[Collected data entries]
· · · · ·

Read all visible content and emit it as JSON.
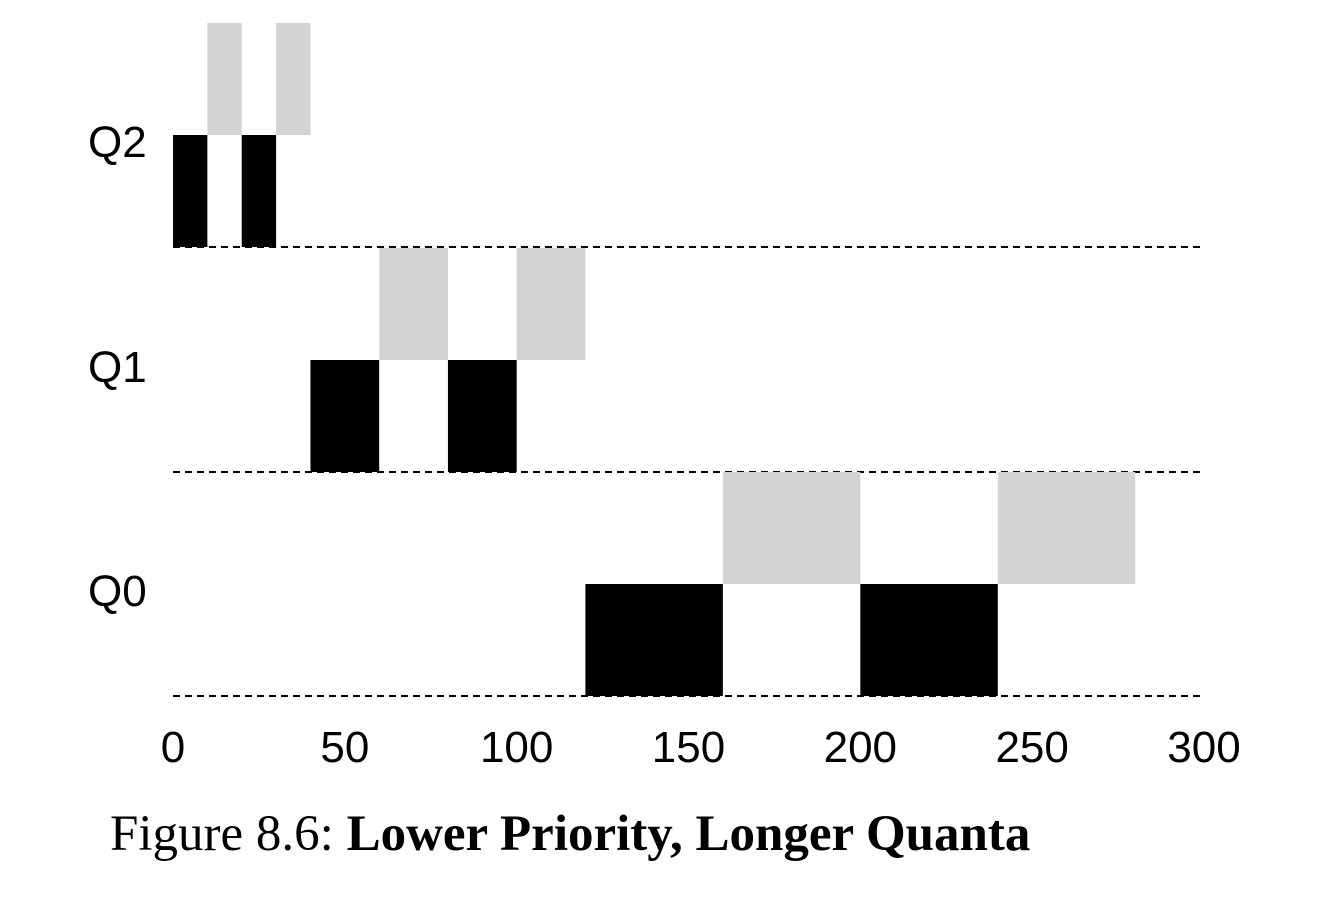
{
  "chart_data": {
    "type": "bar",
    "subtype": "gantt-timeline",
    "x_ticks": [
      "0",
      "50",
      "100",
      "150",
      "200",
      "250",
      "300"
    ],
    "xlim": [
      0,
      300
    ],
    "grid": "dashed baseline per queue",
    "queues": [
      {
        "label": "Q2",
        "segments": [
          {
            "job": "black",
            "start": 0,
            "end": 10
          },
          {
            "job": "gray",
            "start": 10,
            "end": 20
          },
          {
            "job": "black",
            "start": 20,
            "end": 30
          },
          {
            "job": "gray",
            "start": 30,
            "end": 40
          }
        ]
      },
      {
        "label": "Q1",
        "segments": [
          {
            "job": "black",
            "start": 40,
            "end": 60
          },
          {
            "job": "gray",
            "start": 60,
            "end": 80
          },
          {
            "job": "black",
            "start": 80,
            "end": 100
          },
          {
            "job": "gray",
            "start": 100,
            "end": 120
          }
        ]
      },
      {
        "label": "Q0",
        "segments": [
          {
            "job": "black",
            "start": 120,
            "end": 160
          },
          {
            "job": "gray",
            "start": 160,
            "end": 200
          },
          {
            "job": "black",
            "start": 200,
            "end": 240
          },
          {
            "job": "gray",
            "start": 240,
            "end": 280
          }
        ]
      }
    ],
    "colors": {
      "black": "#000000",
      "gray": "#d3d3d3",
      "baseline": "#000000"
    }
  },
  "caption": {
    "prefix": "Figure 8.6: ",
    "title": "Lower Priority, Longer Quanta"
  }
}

· · · · ·

### [WHAT NEEDS TO BE DONE]
Extract every line above containing the word "start".

### [SOLUTION]
            "start": 0,
            "start": 10,
            "start": 20,
            "start": 30,
            "start": 40,
            "start": 60,
            "start": 80,
            "start": 100,
            "start": 120,
            "start": 160,
            "start": 200,
            "start": 240,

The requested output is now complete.